Instructions for the task - Give the number of lines containing the word "tworzywa" and nothing more.

Data supplied -
|---|

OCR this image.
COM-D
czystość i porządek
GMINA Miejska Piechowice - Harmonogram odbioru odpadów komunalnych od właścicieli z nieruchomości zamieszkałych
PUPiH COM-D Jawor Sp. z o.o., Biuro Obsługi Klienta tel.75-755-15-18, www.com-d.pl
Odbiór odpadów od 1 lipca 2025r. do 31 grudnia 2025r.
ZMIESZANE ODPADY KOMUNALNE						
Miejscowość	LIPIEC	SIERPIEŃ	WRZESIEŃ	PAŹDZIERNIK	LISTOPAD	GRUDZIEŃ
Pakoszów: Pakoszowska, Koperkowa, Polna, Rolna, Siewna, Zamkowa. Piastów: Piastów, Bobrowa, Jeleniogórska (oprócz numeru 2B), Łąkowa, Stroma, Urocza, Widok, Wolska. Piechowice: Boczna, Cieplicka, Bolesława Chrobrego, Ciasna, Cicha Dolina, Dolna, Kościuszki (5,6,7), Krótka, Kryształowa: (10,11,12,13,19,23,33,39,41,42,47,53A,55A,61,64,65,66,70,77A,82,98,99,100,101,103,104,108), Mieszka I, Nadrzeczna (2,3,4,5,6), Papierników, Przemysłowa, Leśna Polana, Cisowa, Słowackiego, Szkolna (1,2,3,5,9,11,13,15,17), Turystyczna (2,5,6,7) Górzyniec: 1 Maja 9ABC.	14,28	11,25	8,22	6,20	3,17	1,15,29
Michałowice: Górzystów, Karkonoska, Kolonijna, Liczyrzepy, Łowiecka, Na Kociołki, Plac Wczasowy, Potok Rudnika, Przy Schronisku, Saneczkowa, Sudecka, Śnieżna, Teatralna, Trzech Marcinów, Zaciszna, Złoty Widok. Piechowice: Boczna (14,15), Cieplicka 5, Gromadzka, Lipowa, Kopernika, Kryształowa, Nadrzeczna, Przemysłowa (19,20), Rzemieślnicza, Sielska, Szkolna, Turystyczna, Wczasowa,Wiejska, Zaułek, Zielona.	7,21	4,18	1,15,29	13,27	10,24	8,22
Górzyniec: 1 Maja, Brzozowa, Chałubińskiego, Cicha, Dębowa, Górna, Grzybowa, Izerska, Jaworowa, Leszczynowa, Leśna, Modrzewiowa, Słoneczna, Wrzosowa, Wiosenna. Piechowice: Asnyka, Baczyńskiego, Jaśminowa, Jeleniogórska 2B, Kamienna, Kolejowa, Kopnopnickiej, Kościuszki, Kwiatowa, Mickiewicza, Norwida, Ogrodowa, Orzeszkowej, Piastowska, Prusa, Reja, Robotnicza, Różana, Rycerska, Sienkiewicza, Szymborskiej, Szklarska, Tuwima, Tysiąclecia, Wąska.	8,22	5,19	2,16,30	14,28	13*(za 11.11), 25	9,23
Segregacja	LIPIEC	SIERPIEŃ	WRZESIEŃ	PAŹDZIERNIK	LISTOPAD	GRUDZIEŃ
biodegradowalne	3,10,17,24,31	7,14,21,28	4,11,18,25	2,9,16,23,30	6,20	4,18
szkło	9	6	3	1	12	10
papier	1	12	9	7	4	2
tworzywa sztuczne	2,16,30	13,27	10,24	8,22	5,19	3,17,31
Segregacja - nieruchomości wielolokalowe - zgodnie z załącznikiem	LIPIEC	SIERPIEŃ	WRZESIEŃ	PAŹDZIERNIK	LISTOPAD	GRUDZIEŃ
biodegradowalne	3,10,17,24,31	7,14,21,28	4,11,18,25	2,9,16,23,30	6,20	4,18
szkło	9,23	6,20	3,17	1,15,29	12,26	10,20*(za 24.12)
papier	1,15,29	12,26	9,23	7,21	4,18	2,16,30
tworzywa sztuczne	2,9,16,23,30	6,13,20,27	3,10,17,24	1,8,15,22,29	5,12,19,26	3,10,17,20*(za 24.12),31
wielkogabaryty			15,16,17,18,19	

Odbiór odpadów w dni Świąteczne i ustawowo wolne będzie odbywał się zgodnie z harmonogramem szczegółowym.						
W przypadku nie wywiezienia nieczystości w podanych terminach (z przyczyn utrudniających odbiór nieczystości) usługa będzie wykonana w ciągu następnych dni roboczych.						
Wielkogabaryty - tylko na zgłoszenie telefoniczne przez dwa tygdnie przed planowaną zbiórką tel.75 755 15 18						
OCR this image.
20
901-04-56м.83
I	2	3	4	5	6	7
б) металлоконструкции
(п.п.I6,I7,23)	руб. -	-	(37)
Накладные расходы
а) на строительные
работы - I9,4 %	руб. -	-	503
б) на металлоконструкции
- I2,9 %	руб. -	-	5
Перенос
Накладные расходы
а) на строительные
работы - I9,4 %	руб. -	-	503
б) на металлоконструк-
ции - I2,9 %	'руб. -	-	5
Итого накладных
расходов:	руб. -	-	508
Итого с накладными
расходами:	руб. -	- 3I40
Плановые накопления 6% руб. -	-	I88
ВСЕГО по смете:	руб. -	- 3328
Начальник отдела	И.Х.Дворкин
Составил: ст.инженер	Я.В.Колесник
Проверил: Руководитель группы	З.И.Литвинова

|---|

Completed exercise - 2